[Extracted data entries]

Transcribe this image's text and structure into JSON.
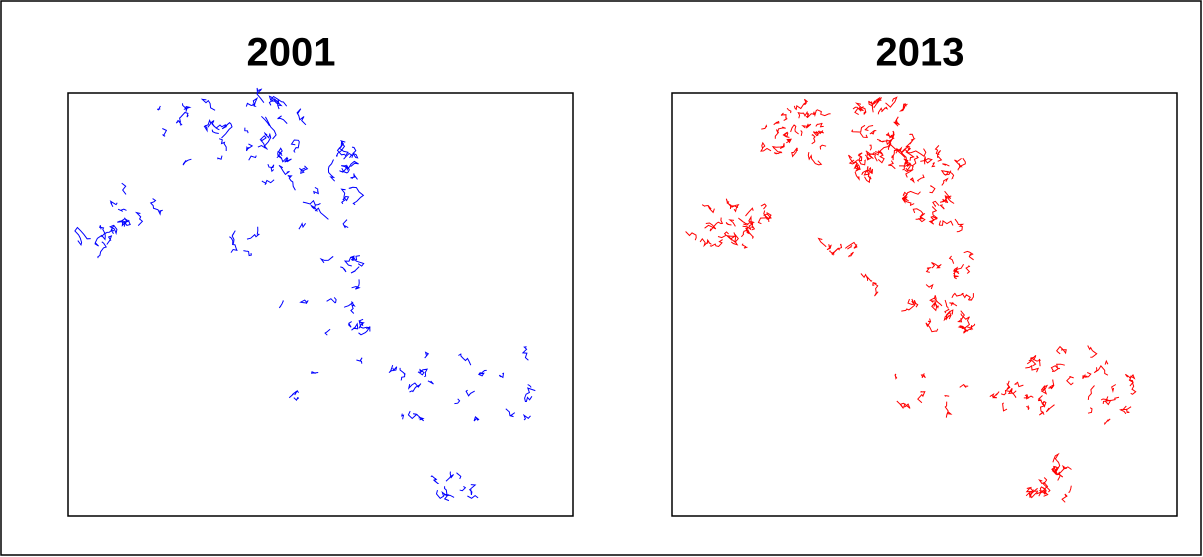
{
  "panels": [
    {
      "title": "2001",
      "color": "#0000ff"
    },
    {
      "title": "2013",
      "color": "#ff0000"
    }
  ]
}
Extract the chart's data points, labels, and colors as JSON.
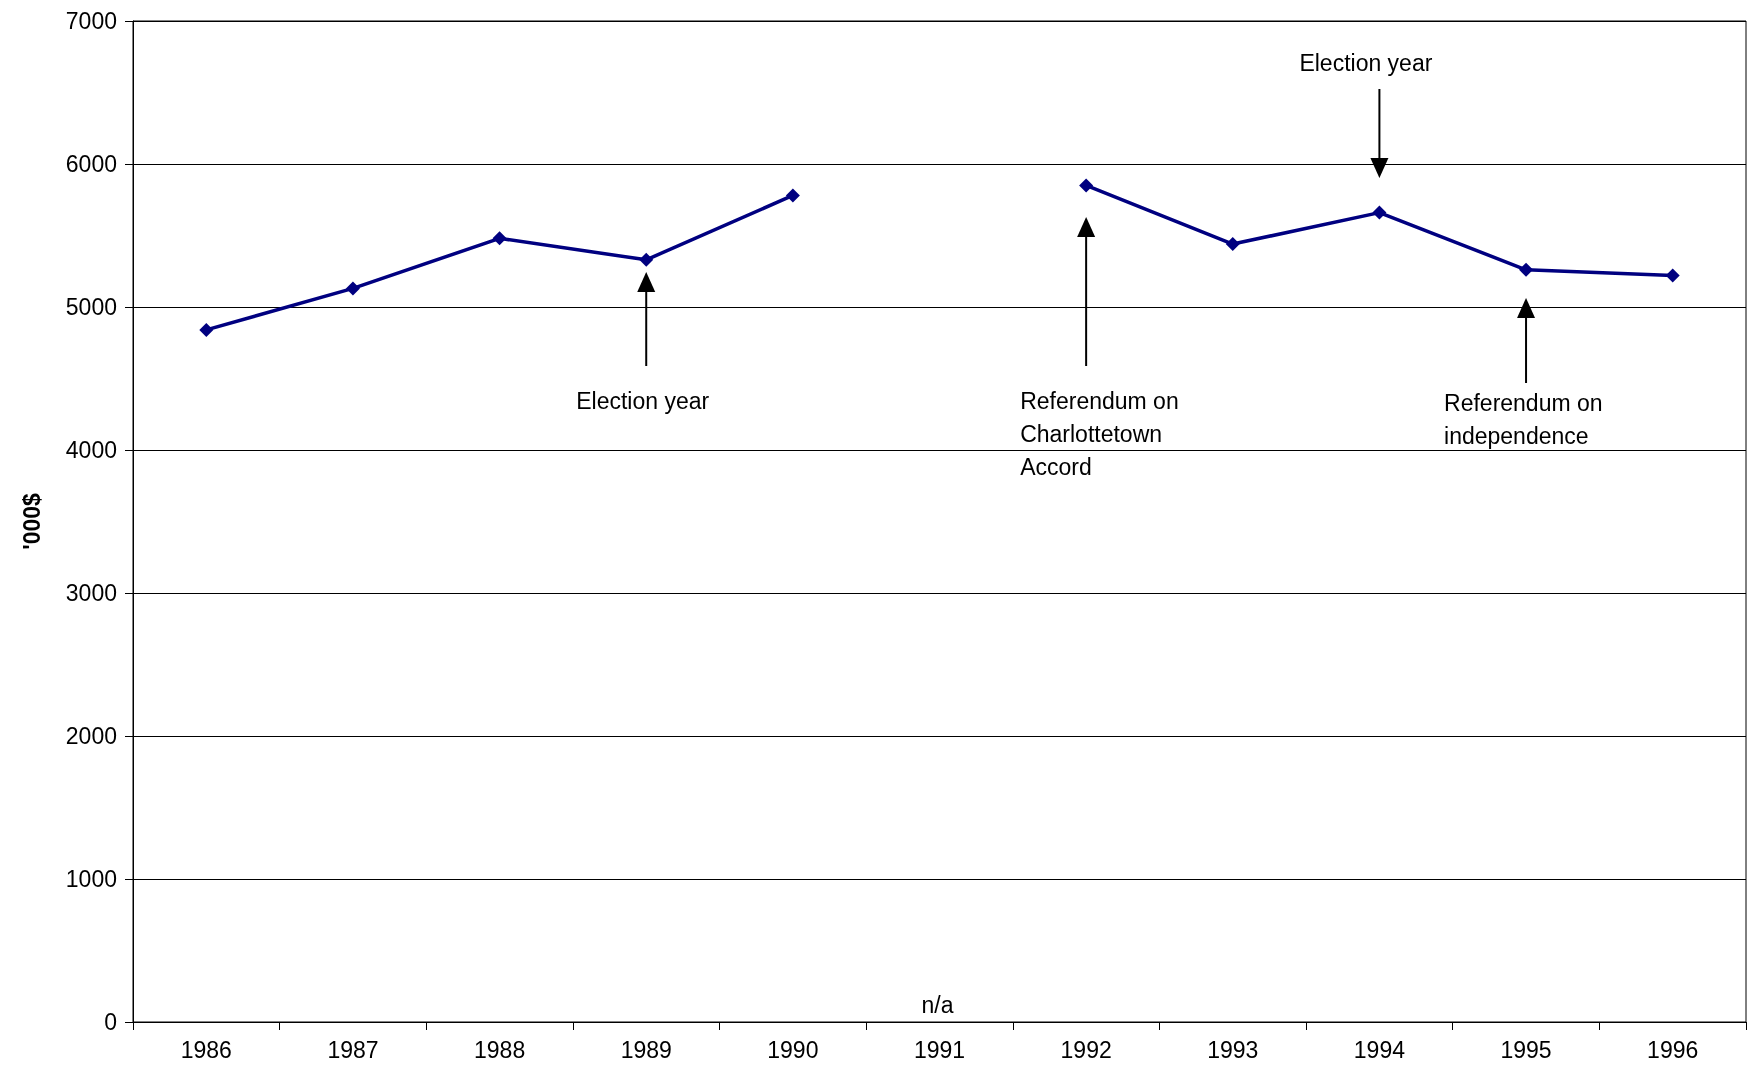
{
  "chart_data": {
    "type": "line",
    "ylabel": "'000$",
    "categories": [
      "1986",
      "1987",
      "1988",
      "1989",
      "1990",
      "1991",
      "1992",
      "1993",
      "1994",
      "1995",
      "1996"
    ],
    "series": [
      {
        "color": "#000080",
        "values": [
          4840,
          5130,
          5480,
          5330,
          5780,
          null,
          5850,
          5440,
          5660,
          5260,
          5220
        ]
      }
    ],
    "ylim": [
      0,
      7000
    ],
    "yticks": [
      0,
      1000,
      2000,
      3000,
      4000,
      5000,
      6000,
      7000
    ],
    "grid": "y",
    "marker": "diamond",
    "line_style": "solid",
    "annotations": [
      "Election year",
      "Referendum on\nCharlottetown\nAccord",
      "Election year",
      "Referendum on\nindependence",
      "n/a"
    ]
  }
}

**WORK INSTRUCTIONS**: Set every line down exactly as written, leaving each picture out.

**TASK OUTPUT**:
Transcribe this image's text and structure into JSON.
{
  "panels": [
    {
      "title": "2001",
      "color": "#0000ff"
    },
    {
      "title": "2013",
      "color": "#ff0000"
    }
  ]
}
Extract the chart's data points, labels, and colors as JSON.
{
  "chart_data": {
    "type": "line",
    "ylabel": "'000$",
    "categories": [
      "1986",
      "1987",
      "1988",
      "1989",
      "1990",
      "1991",
      "1992",
      "1993",
      "1994",
      "1995",
      "1996"
    ],
    "series": [
      {
        "color": "#000080",
        "values": [
          4840,
          5130,
          5480,
          5330,
          5780,
          null,
          5850,
          5440,
          5660,
          5260,
          5220
        ]
      }
    ],
    "ylim": [
      0,
      7000
    ],
    "yticks": [
      0,
      1000,
      2000,
      3000,
      4000,
      5000,
      6000,
      7000
    ],
    "grid": "y",
    "marker": "diamond",
    "line_style": "solid",
    "annotations": [
      "Election year",
      "Referendum on\nCharlottetown\nAccord",
      "Election year",
      "Referendum on\nindependence",
      "n/a"
    ]
  }
}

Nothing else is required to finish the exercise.